Collected data:
_ _ _ _
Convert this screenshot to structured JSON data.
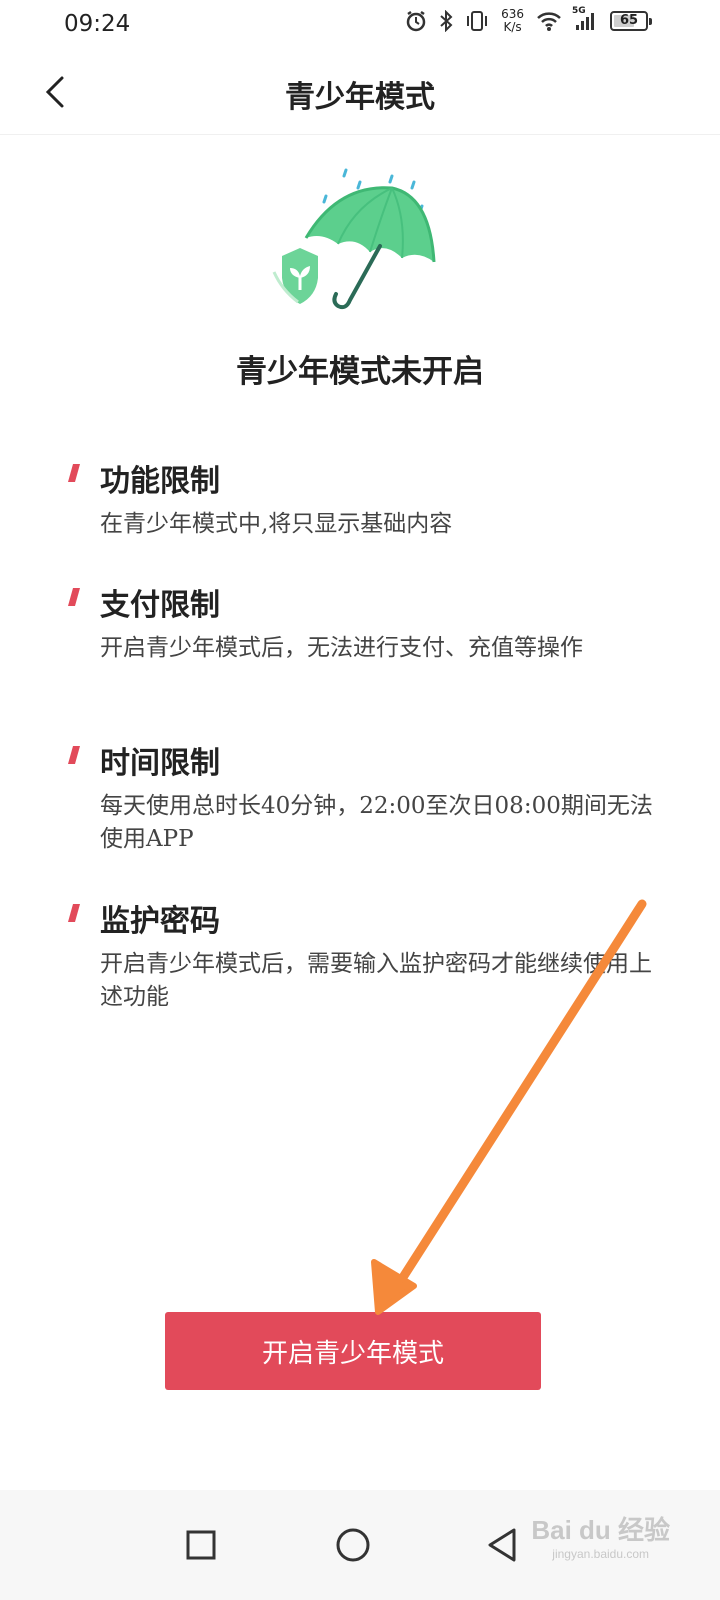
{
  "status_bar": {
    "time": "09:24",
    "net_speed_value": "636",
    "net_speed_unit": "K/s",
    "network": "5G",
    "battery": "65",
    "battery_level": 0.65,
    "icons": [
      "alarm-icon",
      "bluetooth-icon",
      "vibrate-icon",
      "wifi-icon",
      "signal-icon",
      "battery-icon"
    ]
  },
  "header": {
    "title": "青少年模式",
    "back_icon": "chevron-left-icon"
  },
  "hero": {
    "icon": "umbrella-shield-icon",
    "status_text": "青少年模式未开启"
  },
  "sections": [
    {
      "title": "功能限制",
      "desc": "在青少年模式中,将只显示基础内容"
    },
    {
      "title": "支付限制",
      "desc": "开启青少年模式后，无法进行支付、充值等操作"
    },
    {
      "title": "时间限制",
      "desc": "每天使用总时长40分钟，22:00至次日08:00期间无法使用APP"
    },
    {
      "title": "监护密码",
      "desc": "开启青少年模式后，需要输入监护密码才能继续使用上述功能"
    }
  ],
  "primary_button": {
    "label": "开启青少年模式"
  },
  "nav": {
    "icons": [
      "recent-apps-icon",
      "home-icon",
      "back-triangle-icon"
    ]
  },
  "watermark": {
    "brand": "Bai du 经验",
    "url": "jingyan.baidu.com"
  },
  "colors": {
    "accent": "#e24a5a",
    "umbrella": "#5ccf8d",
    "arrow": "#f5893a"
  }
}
_ _ _ _
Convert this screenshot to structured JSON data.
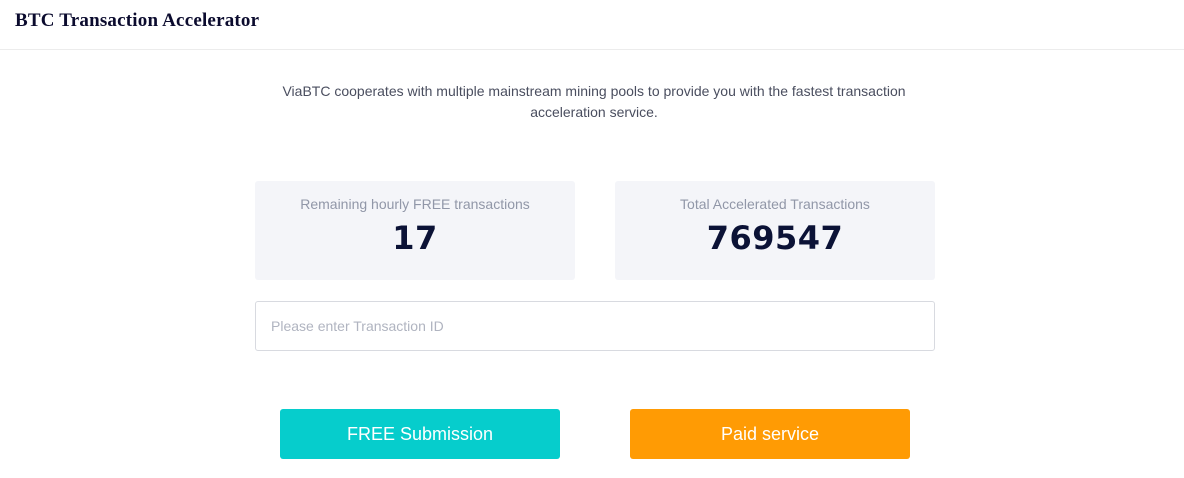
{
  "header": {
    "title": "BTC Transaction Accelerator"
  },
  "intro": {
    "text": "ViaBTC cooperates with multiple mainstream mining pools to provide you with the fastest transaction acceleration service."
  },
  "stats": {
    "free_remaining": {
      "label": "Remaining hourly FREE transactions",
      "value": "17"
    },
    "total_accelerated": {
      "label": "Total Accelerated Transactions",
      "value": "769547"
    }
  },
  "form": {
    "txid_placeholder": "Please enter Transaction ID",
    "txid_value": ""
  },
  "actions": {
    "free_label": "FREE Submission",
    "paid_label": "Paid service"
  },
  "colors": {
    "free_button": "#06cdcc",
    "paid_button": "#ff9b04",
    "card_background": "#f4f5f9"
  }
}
_ _ _ _
**Set problem**
Show every line from the entries above in which the word "service" appears.

**Expected output**
    "text": "ViaBTC cooperates with multiple mainstream mining pools to provide you with the fastest transaction acceleration service."
    "paid_label": "Paid service"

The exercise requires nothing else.